Write out the full set of records exactly. Any pictures in them do not belong in the copy.

------------------------------------

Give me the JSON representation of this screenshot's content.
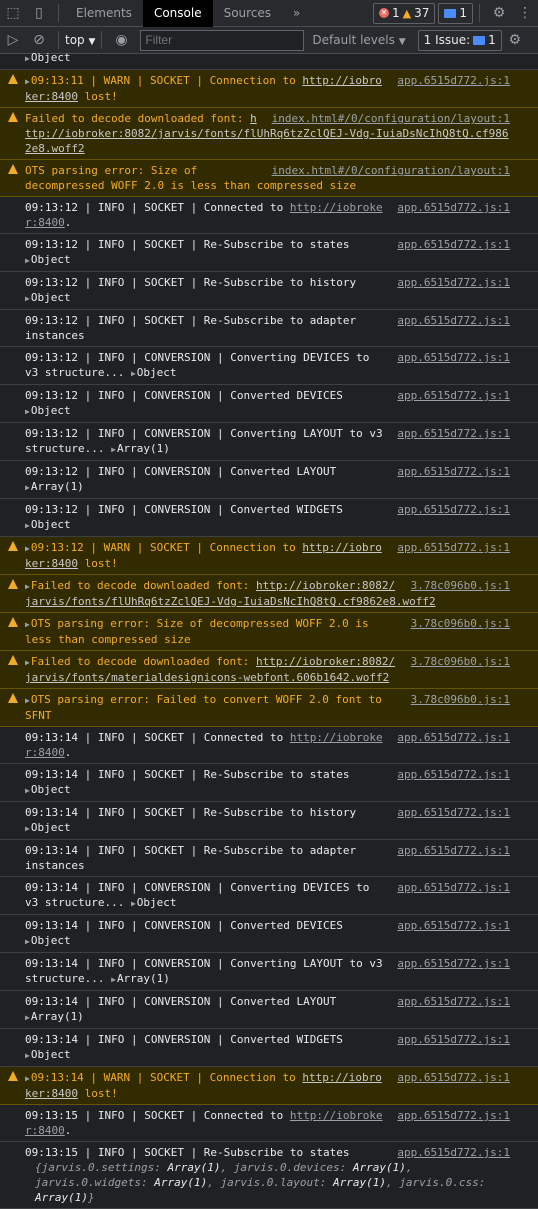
{
  "toolbar": {
    "tabs": [
      "Elements",
      "Console",
      "Sources"
    ],
    "active_tab": "Console",
    "more": "»",
    "errors": "1",
    "warnings": "37",
    "messages": "1"
  },
  "console_bar": {
    "context": "top",
    "filter_placeholder": "Filter",
    "levels": "Default levels",
    "issues_label": "1 Issue:",
    "issues_count": "1"
  },
  "colors": {
    "warn_bg": "#332b00",
    "warn_text": "#f2ab26",
    "info_text": "#e8eaed",
    "bg": "#202124"
  },
  "log": [
    {
      "level": "info",
      "obj": "Object"
    },
    {
      "level": "warn",
      "expander": true,
      "text": "09:13:11 | WARN | SOCKET | Connection to ",
      "link": "http://iobroker:8400",
      "suffix": " lost!",
      "source": "app.6515d772.js:1"
    },
    {
      "level": "warn",
      "text": "Failed to decode downloaded font: ",
      "link": "http://iobroker:8082/jarvis/fonts/flUhRq6tzZclQEJ-Vdg-IuiaDsNcIhQ8tQ.cf9862e8.woff2",
      "source": "index.html#/0/configuration/layout:1"
    },
    {
      "level": "warn",
      "text": "OTS parsing error: Size of decompressed WOFF 2.0 is less than compressed size",
      "source": "index.html#/0/configuration/layout:1"
    },
    {
      "level": "info",
      "text": "09:13:12 | INFO | SOCKET | Connected to ",
      "link": "http://iobroker:8400",
      "suffix": ".",
      "source": "app.6515d772.js:1"
    },
    {
      "level": "info",
      "text": "09:13:12 | INFO | SOCKET | Re-Subscribe to states",
      "obj": "Object",
      "source": "app.6515d772.js:1"
    },
    {
      "level": "info",
      "text": "09:13:12 | INFO | SOCKET | Re-Subscribe to history",
      "obj": "Object",
      "source": "app.6515d772.js:1"
    },
    {
      "level": "info",
      "text": "09:13:12 | INFO | SOCKET | Re-Subscribe to adapter instances",
      "source": "app.6515d772.js:1"
    },
    {
      "level": "info",
      "text": "09:13:12 | INFO | CONVERSION | Converting DEVICES to v3 structure...",
      "obj": "Object",
      "source": "app.6515d772.js:1"
    },
    {
      "level": "info",
      "text": "09:13:12 | INFO | CONVERSION | Converted DEVICES",
      "obj": "Object",
      "source": "app.6515d772.js:1"
    },
    {
      "level": "info",
      "text": "09:13:12 | INFO | CONVERSION | Converting LAYOUT to v3 structure...",
      "obj": "Array(1)",
      "source": "app.6515d772.js:1"
    },
    {
      "level": "info",
      "text": "09:13:12 | INFO | CONVERSION | Converted LAYOUT",
      "obj": "Array(1)",
      "source": "app.6515d772.js:1"
    },
    {
      "level": "info",
      "text": "09:13:12 | INFO | CONVERSION | Converted WIDGETS",
      "obj": "Object",
      "source": "app.6515d772.js:1"
    },
    {
      "level": "warn",
      "expander": true,
      "text": "09:13:12 | WARN | SOCKET | Connection to ",
      "link": "http://iobroker:8400",
      "suffix": " lost!",
      "source": "app.6515d772.js:1"
    },
    {
      "level": "warn",
      "expander": true,
      "text": "Failed to decode downloaded font: ",
      "link": "http://iobroker:8082/jarvis/fonts/flUhRq6tzZclQEJ-Vdg-IuiaDsNcIhQ8tQ.cf9862e8.woff2",
      "source": "3.78c096b0.js:1"
    },
    {
      "level": "warn",
      "expander": true,
      "text": "OTS parsing error: Size of decompressed WOFF 2.0 is less than compressed size",
      "source": "3.78c096b0.js:1"
    },
    {
      "level": "warn",
      "expander": true,
      "text": "Failed to decode downloaded font: ",
      "link": "http://iobroker:8082/jarvis/fonts/materialdesignicons-webfont.606b1642.woff2",
      "source": "3.78c096b0.js:1"
    },
    {
      "level": "warn",
      "expander": true,
      "text": "OTS parsing error: Failed to convert WOFF 2.0 font to SFNT",
      "source": "3.78c096b0.js:1"
    },
    {
      "level": "info",
      "text": "09:13:14 | INFO | SOCKET | Connected to ",
      "link": "http://iobroker:8400",
      "suffix": ".",
      "source": "app.6515d772.js:1"
    },
    {
      "level": "info",
      "text": "09:13:14 | INFO | SOCKET | Re-Subscribe to states",
      "obj": "Object",
      "source": "app.6515d772.js:1"
    },
    {
      "level": "info",
      "text": "09:13:14 | INFO | SOCKET | Re-Subscribe to history",
      "obj": "Object",
      "source": "app.6515d772.js:1"
    },
    {
      "level": "info",
      "text": "09:13:14 | INFO | SOCKET | Re-Subscribe to adapter instances",
      "source": "app.6515d772.js:1"
    },
    {
      "level": "info",
      "text": "09:13:14 | INFO | CONVERSION | Converting DEVICES to v3 structure...",
      "obj": "Object",
      "source": "app.6515d772.js:1"
    },
    {
      "level": "info",
      "text": "09:13:14 | INFO | CONVERSION | Converted DEVICES",
      "obj": "Object",
      "source": "app.6515d772.js:1"
    },
    {
      "level": "info",
      "text": "09:13:14 | INFO | CONVERSION | Converting LAYOUT to v3 structure...",
      "obj": "Array(1)",
      "source": "app.6515d772.js:1"
    },
    {
      "level": "info",
      "text": "09:13:14 | INFO | CONVERSION | Converted LAYOUT",
      "obj": "Array(1)",
      "source": "app.6515d772.js:1"
    },
    {
      "level": "info",
      "text": "09:13:14 | INFO | CONVERSION | Converted WIDGETS",
      "obj": "Object",
      "source": "app.6515d772.js:1"
    },
    {
      "level": "warn",
      "expander": true,
      "text": "09:13:14 | WARN | SOCKET | Connection to ",
      "link": "http://iobroker:8400",
      "suffix": " lost!",
      "source": "app.6515d772.js:1"
    },
    {
      "level": "info",
      "text": "09:13:15 | INFO | SOCKET | Connected to ",
      "link": "http://iobroker:8400",
      "suffix": ".",
      "source": "app.6515d772.js:1"
    },
    {
      "level": "info",
      "text": "09:13:15 | INFO | SOCKET | Re-Subscribe to states",
      "source": "app.6515d772.js:1",
      "preview": [
        [
          "jarvis.0.settings",
          "Array(1)"
        ],
        [
          "jarvis.0.devices",
          "Array(1)"
        ],
        [
          "jarvis.0.widgets",
          "Array(1)"
        ],
        [
          "jarvis.0.layout",
          "Array(1)"
        ],
        [
          "jarvis.0.css",
          "Array(1)"
        ]
      ]
    }
  ]
}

------------------------------------

FINAL RESULT —
Give me the JSON representation of this screenshot's content.
{
  "toolbar": {
    "tabs": [
      "Elements",
      "Console",
      "Sources"
    ],
    "active_tab": "Console",
    "more": "»",
    "errors": "1",
    "warnings": "37",
    "messages": "1"
  },
  "console_bar": {
    "context": "top",
    "filter_placeholder": "Filter",
    "levels": "Default levels",
    "issues_label": "1 Issue:",
    "issues_count": "1"
  },
  "colors": {
    "warn_bg": "#332b00",
    "warn_text": "#f2ab26",
    "info_text": "#e8eaed",
    "bg": "#202124"
  },
  "log": [
    {
      "level": "info",
      "obj": "Object"
    },
    {
      "level": "warn",
      "expander": true,
      "text": "09:13:11 | WARN | SOCKET | Connection to ",
      "link": "http://iobroker:8400",
      "suffix": " lost!",
      "source": "app.6515d772.js:1"
    },
    {
      "level": "warn",
      "text": "Failed to decode downloaded font: ",
      "link": "http://iobroker:8082/jarvis/fonts/flUhRq6tzZclQEJ-Vdg-IuiaDsNcIhQ8tQ.cf9862e8.woff2",
      "source": "index.html#/0/configuration/layout:1"
    },
    {
      "level": "warn",
      "text": "OTS parsing error: Size of decompressed WOFF 2.0 is less than compressed size",
      "source": "index.html#/0/configuration/layout:1"
    },
    {
      "level": "info",
      "text": "09:13:12 | INFO | SOCKET | Connected to ",
      "link": "http://iobroker:8400",
      "suffix": ".",
      "source": "app.6515d772.js:1"
    },
    {
      "level": "info",
      "text": "09:13:12 | INFO | SOCKET | Re-Subscribe to states",
      "obj": "Object",
      "source": "app.6515d772.js:1"
    },
    {
      "level": "info",
      "text": "09:13:12 | INFO | SOCKET | Re-Subscribe to history",
      "obj": "Object",
      "source": "app.6515d772.js:1"
    },
    {
      "level": "info",
      "text": "09:13:12 | INFO | SOCKET | Re-Subscribe to adapter instances",
      "source": "app.6515d772.js:1"
    },
    {
      "level": "info",
      "text": "09:13:12 | INFO | CONVERSION | Converting DEVICES to v3 structure...",
      "obj": "Object",
      "source": "app.6515d772.js:1"
    },
    {
      "level": "info",
      "text": "09:13:12 | INFO | CONVERSION | Converted DEVICES",
      "obj": "Object",
      "source": "app.6515d772.js:1"
    },
    {
      "level": "info",
      "text": "09:13:12 | INFO | CONVERSION | Converting LAYOUT to v3 structure...",
      "obj": "Array(1)",
      "source": "app.6515d772.js:1"
    },
    {
      "level": "info",
      "text": "09:13:12 | INFO | CONVERSION | Converted LAYOUT",
      "obj": "Array(1)",
      "source": "app.6515d772.js:1"
    },
    {
      "level": "info",
      "text": "09:13:12 | INFO | CONVERSION | Converted WIDGETS",
      "obj": "Object",
      "source": "app.6515d772.js:1"
    },
    {
      "level": "warn",
      "expander": true,
      "text": "09:13:12 | WARN | SOCKET | Connection to ",
      "link": "http://iobroker:8400",
      "suffix": " lost!",
      "source": "app.6515d772.js:1"
    },
    {
      "level": "warn",
      "expander": true,
      "text": "Failed to decode downloaded font: ",
      "link": "http://iobroker:8082/jarvis/fonts/flUhRq6tzZclQEJ-Vdg-IuiaDsNcIhQ8tQ.cf9862e8.woff2",
      "source": "3.78c096b0.js:1"
    },
    {
      "level": "warn",
      "expander": true,
      "text": "OTS parsing error: Size of decompressed WOFF 2.0 is less than compressed size",
      "source": "3.78c096b0.js:1"
    },
    {
      "level": "warn",
      "expander": true,
      "text": "Failed to decode downloaded font: ",
      "link": "http://iobroker:8082/jarvis/fonts/materialdesignicons-webfont.606b1642.woff2",
      "source": "3.78c096b0.js:1"
    },
    {
      "level": "warn",
      "expander": true,
      "text": "OTS parsing error: Failed to convert WOFF 2.0 font to SFNT",
      "source": "3.78c096b0.js:1"
    },
    {
      "level": "info",
      "text": "09:13:14 | INFO | SOCKET | Connected to ",
      "link": "http://iobroker:8400",
      "suffix": ".",
      "source": "app.6515d772.js:1"
    },
    {
      "level": "info",
      "text": "09:13:14 | INFO | SOCKET | Re-Subscribe to states",
      "obj": "Object",
      "source": "app.6515d772.js:1"
    },
    {
      "level": "info",
      "text": "09:13:14 | INFO | SOCKET | Re-Subscribe to history",
      "obj": "Object",
      "source": "app.6515d772.js:1"
    },
    {
      "level": "info",
      "text": "09:13:14 | INFO | SOCKET | Re-Subscribe to adapter instances",
      "source": "app.6515d772.js:1"
    },
    {
      "level": "info",
      "text": "09:13:14 | INFO | CONVERSION | Converting DEVICES to v3 structure...",
      "obj": "Object",
      "source": "app.6515d772.js:1"
    },
    {
      "level": "info",
      "text": "09:13:14 | INFO | CONVERSION | Converted DEVICES",
      "obj": "Object",
      "source": "app.6515d772.js:1"
    },
    {
      "level": "info",
      "text": "09:13:14 | INFO | CONVERSION | Converting LAYOUT to v3 structure...",
      "obj": "Array(1)",
      "source": "app.6515d772.js:1"
    },
    {
      "level": "info",
      "text": "09:13:14 | INFO | CONVERSION | Converted LAYOUT",
      "obj": "Array(1)",
      "source": "app.6515d772.js:1"
    },
    {
      "level": "info",
      "text": "09:13:14 | INFO | CONVERSION | Converted WIDGETS",
      "obj": "Object",
      "source": "app.6515d772.js:1"
    },
    {
      "level": "warn",
      "expander": true,
      "text": "09:13:14 | WARN | SOCKET | Connection to ",
      "link": "http://iobroker:8400",
      "suffix": " lost!",
      "source": "app.6515d772.js:1"
    },
    {
      "level": "info",
      "text": "09:13:15 | INFO | SOCKET | Connected to ",
      "link": "http://iobroker:8400",
      "suffix": ".",
      "source": "app.6515d772.js:1"
    },
    {
      "level": "info",
      "text": "09:13:15 | INFO | SOCKET | Re-Subscribe to states",
      "source": "app.6515d772.js:1",
      "preview": [
        [
          "jarvis.0.settings",
          "Array(1)"
        ],
        [
          "jarvis.0.devices",
          "Array(1)"
        ],
        [
          "jarvis.0.widgets",
          "Array(1)"
        ],
        [
          "jarvis.0.layout",
          "Array(1)"
        ],
        [
          "jarvis.0.css",
          "Array(1)"
        ]
      ]
    }
  ]
}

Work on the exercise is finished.